> Supplied records
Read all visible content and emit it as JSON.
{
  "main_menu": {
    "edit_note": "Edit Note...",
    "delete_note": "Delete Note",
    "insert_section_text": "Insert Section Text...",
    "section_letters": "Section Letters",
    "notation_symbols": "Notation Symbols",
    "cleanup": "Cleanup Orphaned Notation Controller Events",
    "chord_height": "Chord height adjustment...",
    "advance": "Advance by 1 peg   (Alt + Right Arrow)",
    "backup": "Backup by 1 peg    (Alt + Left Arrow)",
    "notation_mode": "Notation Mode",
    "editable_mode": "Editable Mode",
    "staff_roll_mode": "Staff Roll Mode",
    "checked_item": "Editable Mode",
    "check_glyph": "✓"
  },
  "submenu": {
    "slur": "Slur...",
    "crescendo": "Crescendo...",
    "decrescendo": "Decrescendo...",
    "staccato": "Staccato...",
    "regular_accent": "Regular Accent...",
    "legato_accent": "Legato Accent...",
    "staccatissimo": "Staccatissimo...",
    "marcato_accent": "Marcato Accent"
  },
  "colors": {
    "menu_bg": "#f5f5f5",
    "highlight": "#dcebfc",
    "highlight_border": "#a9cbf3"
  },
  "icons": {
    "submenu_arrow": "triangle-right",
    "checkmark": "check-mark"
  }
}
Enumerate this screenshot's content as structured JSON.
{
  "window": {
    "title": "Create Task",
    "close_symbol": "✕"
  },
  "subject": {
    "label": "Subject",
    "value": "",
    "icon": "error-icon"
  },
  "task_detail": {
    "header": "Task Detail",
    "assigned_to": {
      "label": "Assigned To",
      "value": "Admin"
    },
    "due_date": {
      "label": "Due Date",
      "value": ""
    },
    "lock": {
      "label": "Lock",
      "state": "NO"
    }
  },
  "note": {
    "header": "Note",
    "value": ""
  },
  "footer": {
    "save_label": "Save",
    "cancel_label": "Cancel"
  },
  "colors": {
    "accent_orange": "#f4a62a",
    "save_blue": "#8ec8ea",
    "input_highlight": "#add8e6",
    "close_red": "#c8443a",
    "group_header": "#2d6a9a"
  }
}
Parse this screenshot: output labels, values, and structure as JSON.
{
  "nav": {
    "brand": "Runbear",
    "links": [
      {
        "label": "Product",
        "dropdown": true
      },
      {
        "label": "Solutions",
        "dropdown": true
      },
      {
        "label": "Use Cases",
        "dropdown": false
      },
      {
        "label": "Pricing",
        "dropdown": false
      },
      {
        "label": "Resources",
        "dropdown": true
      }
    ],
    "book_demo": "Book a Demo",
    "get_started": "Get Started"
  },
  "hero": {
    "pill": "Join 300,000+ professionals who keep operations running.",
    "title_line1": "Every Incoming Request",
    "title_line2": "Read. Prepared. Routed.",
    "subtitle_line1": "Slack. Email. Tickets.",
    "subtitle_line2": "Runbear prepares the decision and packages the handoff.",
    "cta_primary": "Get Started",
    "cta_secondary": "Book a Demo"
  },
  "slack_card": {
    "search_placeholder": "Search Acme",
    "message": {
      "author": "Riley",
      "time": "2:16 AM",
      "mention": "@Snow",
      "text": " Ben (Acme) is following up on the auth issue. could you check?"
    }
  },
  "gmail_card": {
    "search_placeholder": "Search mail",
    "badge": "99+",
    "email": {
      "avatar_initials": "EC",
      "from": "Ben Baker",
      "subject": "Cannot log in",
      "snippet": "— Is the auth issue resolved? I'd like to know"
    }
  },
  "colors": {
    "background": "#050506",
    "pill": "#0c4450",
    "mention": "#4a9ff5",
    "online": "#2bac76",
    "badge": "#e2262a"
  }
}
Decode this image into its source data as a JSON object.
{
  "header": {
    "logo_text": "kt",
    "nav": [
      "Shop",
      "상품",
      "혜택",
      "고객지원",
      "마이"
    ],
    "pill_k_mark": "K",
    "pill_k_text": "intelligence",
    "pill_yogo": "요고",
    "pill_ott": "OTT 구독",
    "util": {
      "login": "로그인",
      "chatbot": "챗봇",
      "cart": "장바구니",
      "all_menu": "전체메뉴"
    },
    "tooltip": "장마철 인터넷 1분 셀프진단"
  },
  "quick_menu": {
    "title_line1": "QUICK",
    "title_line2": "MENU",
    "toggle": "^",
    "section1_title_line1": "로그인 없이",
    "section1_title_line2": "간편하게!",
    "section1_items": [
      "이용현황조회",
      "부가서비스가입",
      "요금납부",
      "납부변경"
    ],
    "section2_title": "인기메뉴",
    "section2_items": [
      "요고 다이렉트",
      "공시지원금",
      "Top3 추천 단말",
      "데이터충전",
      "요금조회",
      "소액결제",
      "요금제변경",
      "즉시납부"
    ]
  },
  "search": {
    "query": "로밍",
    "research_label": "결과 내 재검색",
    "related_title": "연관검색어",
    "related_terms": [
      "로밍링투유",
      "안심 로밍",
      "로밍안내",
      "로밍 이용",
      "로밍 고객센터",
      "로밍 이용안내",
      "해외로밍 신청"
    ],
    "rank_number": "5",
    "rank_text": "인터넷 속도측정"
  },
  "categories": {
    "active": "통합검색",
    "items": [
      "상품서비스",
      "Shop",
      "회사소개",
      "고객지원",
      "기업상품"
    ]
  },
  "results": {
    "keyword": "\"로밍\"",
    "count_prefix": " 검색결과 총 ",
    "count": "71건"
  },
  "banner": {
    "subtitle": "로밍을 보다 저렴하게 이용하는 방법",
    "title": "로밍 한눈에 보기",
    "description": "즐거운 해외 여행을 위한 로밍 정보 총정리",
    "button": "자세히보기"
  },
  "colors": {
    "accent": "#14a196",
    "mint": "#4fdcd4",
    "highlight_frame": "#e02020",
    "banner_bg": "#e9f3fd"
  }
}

> Problem details
Copy out the material above in its entirety. Every detail must match.

> The output
Read all visible content and emit it as JSON.
{
  "main_menu": {
    "edit_note": "Edit Note...",
    "delete_note": "Delete Note",
    "insert_section_text": "Insert Section Text...",
    "section_letters": "Section Letters",
    "notation_symbols": "Notation Symbols",
    "cleanup": "Cleanup Orphaned Notation Controller Events",
    "chord_height": "Chord height adjustment...",
    "advance": "Advance by 1 peg   (Alt + Right Arrow)",
    "backup": "Backup by 1 peg    (Alt + Left Arrow)",
    "notation_mode": "Notation Mode",
    "editable_mode": "Editable Mode",
    "staff_roll_mode": "Staff Roll Mode",
    "checked_item": "Editable Mode",
    "check_glyph": "✓"
  },
  "submenu": {
    "slur": "Slur...",
    "crescendo": "Crescendo...",
    "decrescendo": "Decrescendo...",
    "staccato": "Staccato...",
    "regular_accent": "Regular Accent...",
    "legato_accent": "Legato Accent...",
    "staccatissimo": "Staccatissimo...",
    "marcato_accent": "Marcato Accent"
  },
  "colors": {
    "menu_bg": "#f5f5f5",
    "highlight": "#dcebfc",
    "highlight_border": "#a9cbf3"
  },
  "icons": {
    "submenu_arrow": "triangle-right",
    "checkmark": "check-mark"
  }
}
Enumerate this screenshot's content as structured JSON.
{
  "window": {
    "title": "Create Task",
    "close_symbol": "✕"
  },
  "subject": {
    "label": "Subject",
    "value": "",
    "icon": "error-icon"
  },
  "task_detail": {
    "header": "Task Detail",
    "assigned_to": {
      "label": "Assigned To",
      "value": "Admin"
    },
    "due_date": {
      "label": "Due Date",
      "value": ""
    },
    "lock": {
      "label": "Lock",
      "state": "NO"
    }
  },
  "note": {
    "header": "Note",
    "value": ""
  },
  "footer": {
    "save_label": "Save",
    "cancel_label": "Cancel"
  },
  "colors": {
    "accent_orange": "#f4a62a",
    "save_blue": "#8ec8ea",
    "input_highlight": "#add8e6",
    "close_red": "#c8443a",
    "group_header": "#2d6a9a"
  }
}
Parse this screenshot: output labels, values, and structure as JSON.
{
  "nav": {
    "brand": "Runbear",
    "links": [
      {
        "label": "Product",
        "dropdown": true
      },
      {
        "label": "Solutions",
        "dropdown": true
      },
      {
        "label": "Use Cases",
        "dropdown": false
      },
      {
        "label": "Pricing",
        "dropdown": false
      },
      {
        "label": "Resources",
        "dropdown": true
      }
    ],
    "book_demo": "Book a Demo",
    "get_started": "Get Started"
  },
  "hero": {
    "pill": "Join 300,000+ professionals who keep operations running.",
    "title_line1": "Every Incoming Request",
    "title_line2": "Read. Prepared. Routed.",
    "subtitle_line1": "Slack. Email. Tickets.",
    "subtitle_line2": "Runbear prepares the decision and packages the handoff.",
    "cta_primary": "Get Started",
    "cta_secondary": "Book a Demo"
  },
  "slack_card": {
    "search_placeholder": "Search Acme",
    "message": {
      "author": "Riley",
      "time": "2:16 AM",
      "mention": "@Snow",
      "text": " Ben (Acme) is following up on the auth issue. could you check?"
    }
  },
  "gmail_card": {
    "search_placeholder": "Search mail",
    "badge": "99+",
    "email": {
      "avatar_initials": "EC",
      "from": "Ben Baker",
      "subject": "Cannot log in",
      "snippet": "— Is the auth issue resolved? I'd like to know"
    }
  },
  "colors": {
    "background": "#050506",
    "pill": "#0c4450",
    "mention": "#4a9ff5",
    "online": "#2bac76",
    "badge": "#e2262a"
  }
}
Decode this image into its source data as a JSON object.
{
  "header": {
    "logo_text": "kt",
    "nav": [
      "Shop",
      "상품",
      "혜택",
      "고객지원",
      "마이"
    ],
    "pill_k_mark": "K",
    "pill_k_text": "intelligence",
    "pill_yogo": "요고",
    "pill_ott": "OTT 구독",
    "util": {
      "login": "로그인",
      "chatbot": "챗봇",
      "cart": "장바구니",
      "all_menu": "전체메뉴"
    },
    "tooltip": "장마철 인터넷 1분 셀프진단"
  },
  "quick_menu": {
    "title_line1": "QUICK",
    "title_line2": "MENU",
    "toggle": "^",
    "section1_title_line1": "로그인 없이",
    "section1_title_line2": "간편하게!",
    "section1_items": [
      "이용현황조회",
      "부가서비스가입",
      "요금납부",
      "납부변경"
    ],
    "section2_title": "인기메뉴",
    "section2_items": [
      "요고 다이렉트",
      "공시지원금",
      "Top3 추천 단말",
      "데이터충전",
      "요금조회",
      "소액결제",
      "요금제변경",
      "즉시납부"
    ]
  },
  "search": {
    "query": "로밍",
    "research_label": "결과 내 재검색",
    "related_title": "연관검색어",
    "related_terms": [
      "로밍링투유",
      "안심 로밍",
      "로밍안내",
      "로밍 이용",
      "로밍 고객센터",
      "로밍 이용안내",
      "해외로밍 신청"
    ],
    "rank_number": "5",
    "rank_text": "인터넷 속도측정"
  },
  "categories": {
    "active": "통합검색",
    "items": [
      "상품서비스",
      "Shop",
      "회사소개",
      "고객지원",
      "기업상품"
    ]
  },
  "results": {
    "keyword": "\"로밍\"",
    "count_prefix": " 검색결과 총 ",
    "count": "71건"
  },
  "banner": {
    "subtitle": "로밍을 보다 저렴하게 이용하는 방법",
    "title": "로밍 한눈에 보기",
    "description": "즐거운 해외 여행을 위한 로밍 정보 총정리",
    "button": "자세히보기"
  },
  "colors": {
    "accent": "#14a196",
    "mint": "#4fdcd4",
    "highlight_frame": "#e02020",
    "banner_bg": "#e9f3fd"
  }
}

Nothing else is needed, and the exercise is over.